Goal = Tell how many lines in these records contain the string "заявителя", with only the number as the reply.

##### Records to use #####

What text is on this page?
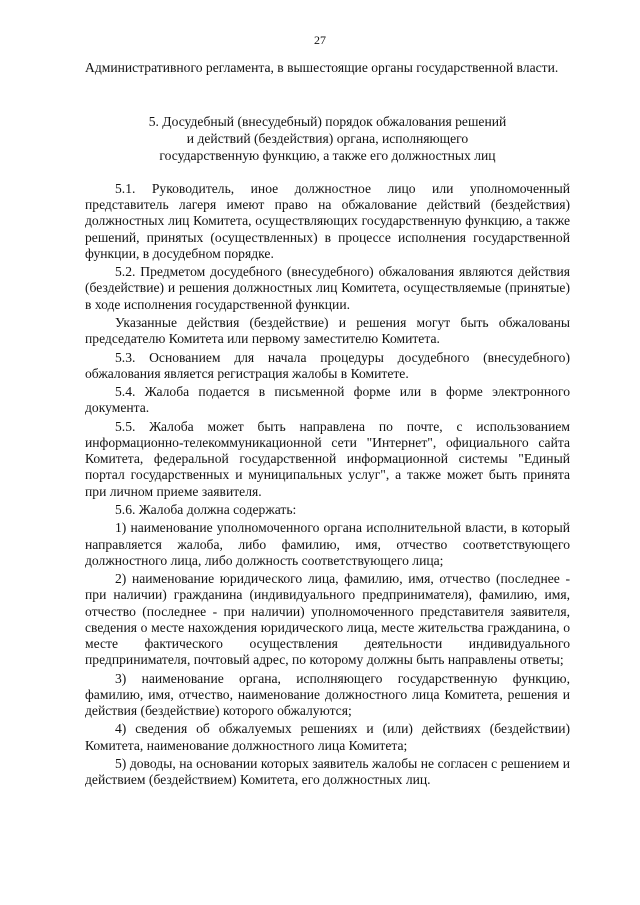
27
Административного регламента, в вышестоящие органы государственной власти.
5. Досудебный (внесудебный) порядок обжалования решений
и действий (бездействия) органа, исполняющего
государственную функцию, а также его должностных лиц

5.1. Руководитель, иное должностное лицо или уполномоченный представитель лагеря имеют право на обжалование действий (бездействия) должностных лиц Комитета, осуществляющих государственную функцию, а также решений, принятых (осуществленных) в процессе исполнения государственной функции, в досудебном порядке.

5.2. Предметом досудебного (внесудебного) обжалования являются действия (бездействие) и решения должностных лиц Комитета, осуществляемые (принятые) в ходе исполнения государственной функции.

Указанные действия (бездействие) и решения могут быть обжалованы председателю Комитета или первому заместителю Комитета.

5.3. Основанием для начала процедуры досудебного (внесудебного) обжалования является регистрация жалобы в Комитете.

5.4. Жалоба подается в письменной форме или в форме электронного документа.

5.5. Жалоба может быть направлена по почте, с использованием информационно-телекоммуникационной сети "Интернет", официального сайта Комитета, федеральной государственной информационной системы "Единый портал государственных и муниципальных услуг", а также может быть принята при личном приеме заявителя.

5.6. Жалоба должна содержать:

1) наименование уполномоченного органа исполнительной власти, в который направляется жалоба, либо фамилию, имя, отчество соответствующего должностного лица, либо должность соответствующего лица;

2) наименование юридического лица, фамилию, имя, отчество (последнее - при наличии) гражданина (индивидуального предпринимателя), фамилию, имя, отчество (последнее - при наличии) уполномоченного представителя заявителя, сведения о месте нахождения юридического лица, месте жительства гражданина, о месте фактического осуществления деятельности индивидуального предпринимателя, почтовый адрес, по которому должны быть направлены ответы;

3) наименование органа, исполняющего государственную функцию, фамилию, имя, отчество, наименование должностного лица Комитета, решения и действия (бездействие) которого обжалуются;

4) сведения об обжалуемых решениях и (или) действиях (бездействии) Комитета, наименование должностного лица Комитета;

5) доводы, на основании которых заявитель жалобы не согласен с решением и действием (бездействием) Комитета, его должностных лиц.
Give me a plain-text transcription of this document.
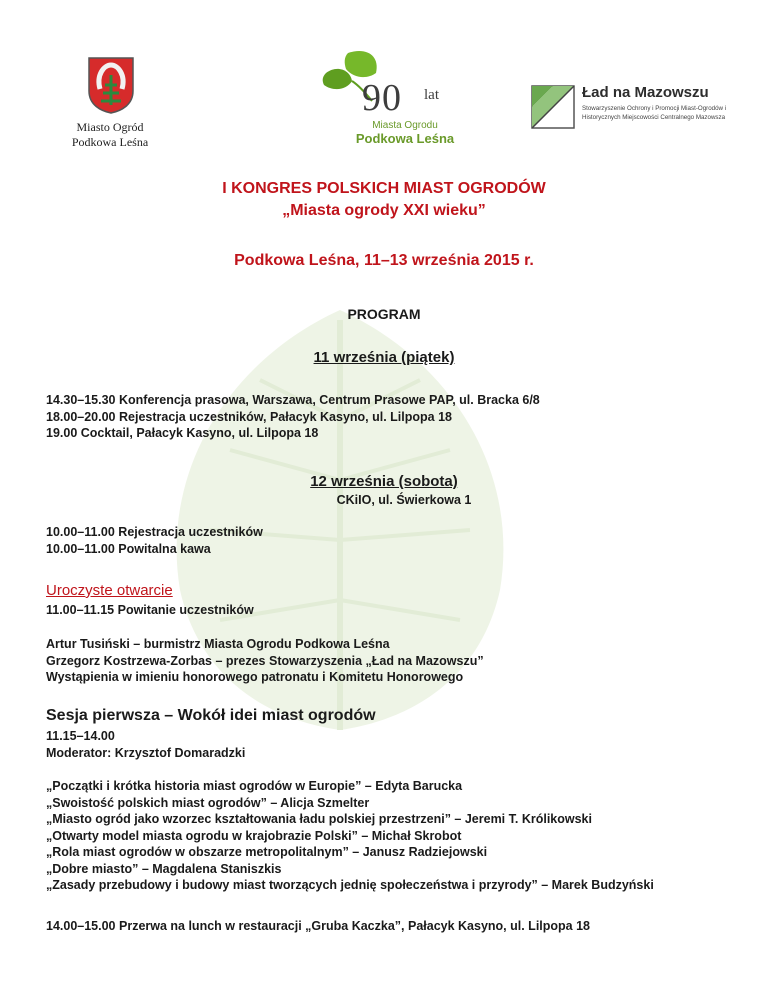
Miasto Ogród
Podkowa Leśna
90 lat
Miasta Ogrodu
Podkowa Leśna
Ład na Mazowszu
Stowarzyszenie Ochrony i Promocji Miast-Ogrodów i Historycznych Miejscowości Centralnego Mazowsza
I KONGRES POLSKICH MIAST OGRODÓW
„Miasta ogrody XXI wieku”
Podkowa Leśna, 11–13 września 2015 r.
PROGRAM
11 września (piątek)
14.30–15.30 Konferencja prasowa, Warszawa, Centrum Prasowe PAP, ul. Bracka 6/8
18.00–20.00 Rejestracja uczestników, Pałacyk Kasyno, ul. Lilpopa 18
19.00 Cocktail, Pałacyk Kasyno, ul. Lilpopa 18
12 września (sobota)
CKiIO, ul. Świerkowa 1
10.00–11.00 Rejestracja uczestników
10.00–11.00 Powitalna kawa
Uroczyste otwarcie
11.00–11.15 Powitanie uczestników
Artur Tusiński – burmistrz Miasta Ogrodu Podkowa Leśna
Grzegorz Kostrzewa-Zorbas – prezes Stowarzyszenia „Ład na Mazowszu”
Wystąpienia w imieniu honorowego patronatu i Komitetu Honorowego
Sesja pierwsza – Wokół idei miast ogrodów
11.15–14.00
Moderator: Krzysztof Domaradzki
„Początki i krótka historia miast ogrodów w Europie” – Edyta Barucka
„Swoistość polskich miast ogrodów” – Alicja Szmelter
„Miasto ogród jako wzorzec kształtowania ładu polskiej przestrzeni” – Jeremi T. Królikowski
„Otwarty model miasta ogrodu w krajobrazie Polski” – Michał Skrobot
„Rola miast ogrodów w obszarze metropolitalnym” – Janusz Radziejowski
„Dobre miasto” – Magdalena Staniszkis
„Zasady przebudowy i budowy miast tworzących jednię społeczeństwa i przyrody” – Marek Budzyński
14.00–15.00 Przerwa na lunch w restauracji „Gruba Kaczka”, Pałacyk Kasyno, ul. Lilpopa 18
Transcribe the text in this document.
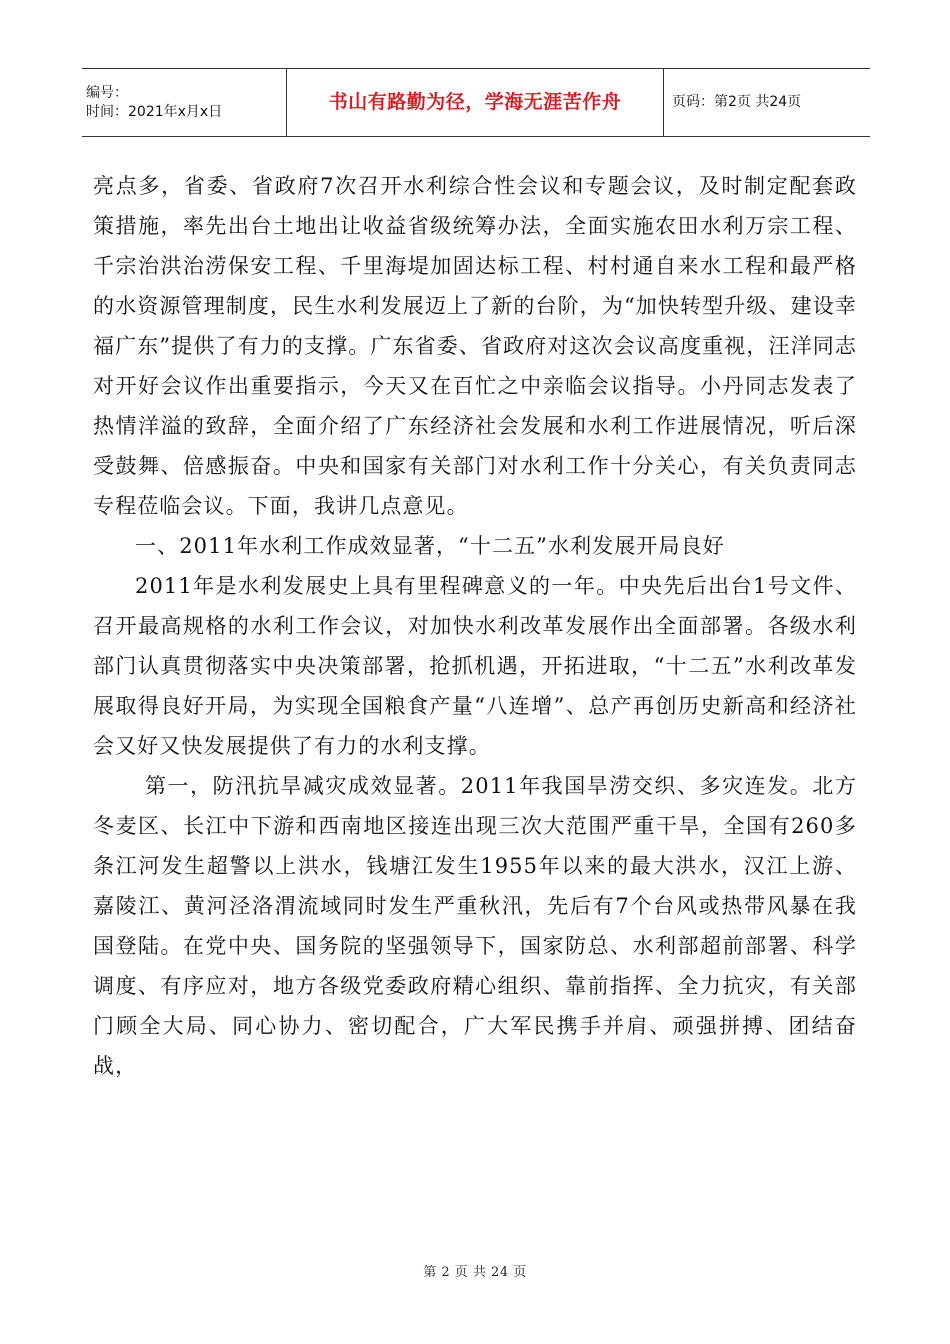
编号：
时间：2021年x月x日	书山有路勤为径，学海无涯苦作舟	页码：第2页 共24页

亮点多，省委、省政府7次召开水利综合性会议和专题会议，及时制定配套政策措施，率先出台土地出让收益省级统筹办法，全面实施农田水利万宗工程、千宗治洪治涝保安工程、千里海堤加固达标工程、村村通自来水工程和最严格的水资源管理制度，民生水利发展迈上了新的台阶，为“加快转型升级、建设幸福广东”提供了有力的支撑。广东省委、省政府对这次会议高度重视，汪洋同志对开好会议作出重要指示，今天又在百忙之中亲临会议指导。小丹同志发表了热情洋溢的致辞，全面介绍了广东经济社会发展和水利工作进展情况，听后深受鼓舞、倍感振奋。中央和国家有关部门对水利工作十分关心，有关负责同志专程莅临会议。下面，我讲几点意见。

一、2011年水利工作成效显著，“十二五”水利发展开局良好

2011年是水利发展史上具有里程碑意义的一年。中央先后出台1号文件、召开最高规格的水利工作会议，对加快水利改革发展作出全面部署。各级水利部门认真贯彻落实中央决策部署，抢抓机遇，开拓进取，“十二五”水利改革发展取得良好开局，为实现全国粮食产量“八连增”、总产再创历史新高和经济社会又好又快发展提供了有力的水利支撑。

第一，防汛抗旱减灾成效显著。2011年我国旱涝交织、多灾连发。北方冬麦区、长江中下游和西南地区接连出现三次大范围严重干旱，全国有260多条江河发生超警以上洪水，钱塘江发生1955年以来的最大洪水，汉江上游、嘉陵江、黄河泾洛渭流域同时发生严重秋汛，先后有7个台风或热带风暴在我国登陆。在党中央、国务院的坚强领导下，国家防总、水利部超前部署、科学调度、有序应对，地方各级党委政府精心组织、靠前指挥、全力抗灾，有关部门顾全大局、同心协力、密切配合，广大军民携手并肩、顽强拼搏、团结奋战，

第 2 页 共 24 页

#####

Written answer = 2